**Set exercise**. Transcribe all of the material below word for word and leave out its pictures.

====== Data shown ======

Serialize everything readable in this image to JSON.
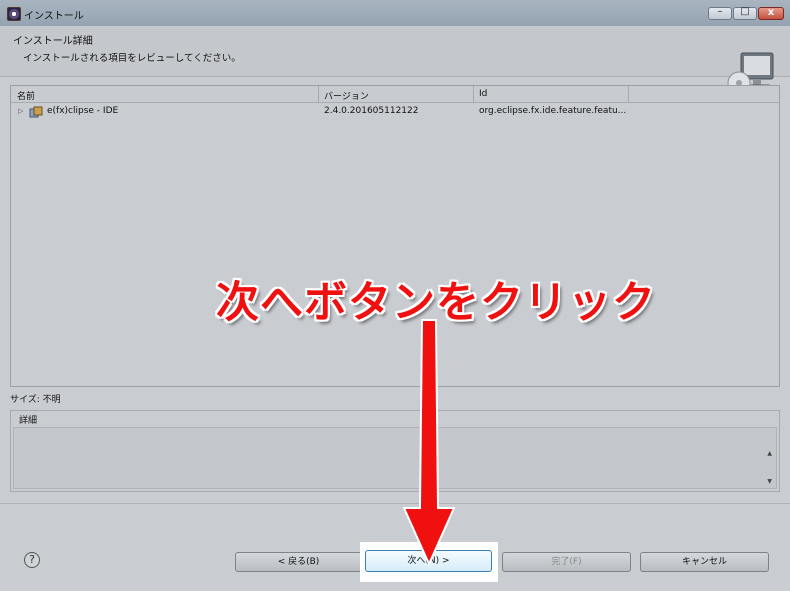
{
  "window": {
    "title": "インストール",
    "controls": {
      "minimize": "–",
      "maximize": "□",
      "close": "x"
    }
  },
  "header": {
    "title": "インストール詳細",
    "subtitle": "インストールされる項目をレビューしてください。",
    "icon": "install-monitor-icon"
  },
  "table": {
    "columns": [
      "名前",
      "バージョン",
      "Id"
    ],
    "rows": [
      {
        "name": "e(fx)clipse - IDE",
        "version": "2.4.0.201605112122",
        "id": "org.eclipse.fx.ide.feature.featu..."
      }
    ]
  },
  "size_label": "サイズ: 不明",
  "details": {
    "label": "詳細"
  },
  "buttons": {
    "help": "?",
    "back": "< 戻る(B)",
    "next": "次へ(N) >",
    "finish": "完了(F)",
    "cancel": "キャンセル"
  },
  "annotation": {
    "text": "次へボタンをクリック",
    "color": "#f01010"
  }
}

======

**Task solution**.
Serialize everything readable in this image to JSON.
{
  "window": {
    "title": "インストール",
    "controls": {
      "minimize": "–",
      "maximize": "□",
      "close": "x"
    }
  },
  "header": {
    "title": "インストール詳細",
    "subtitle": "インストールされる項目をレビューしてください。",
    "icon": "install-monitor-icon"
  },
  "table": {
    "columns": [
      "名前",
      "バージョン",
      "Id"
    ],
    "rows": [
      {
        "name": "e(fx)clipse - IDE",
        "version": "2.4.0.201605112122",
        "id": "org.eclipse.fx.ide.feature.featu..."
      }
    ]
  },
  "size_label": "サイズ: 不明",
  "details": {
    "label": "詳細"
  },
  "buttons": {
    "help": "?",
    "back": "< 戻る(B)",
    "next": "次へ(N) >",
    "finish": "完了(F)",
    "cancel": "キャンセル"
  },
  "annotation": {
    "text": "次へボタンをクリック",
    "color": "#f01010"
  }
}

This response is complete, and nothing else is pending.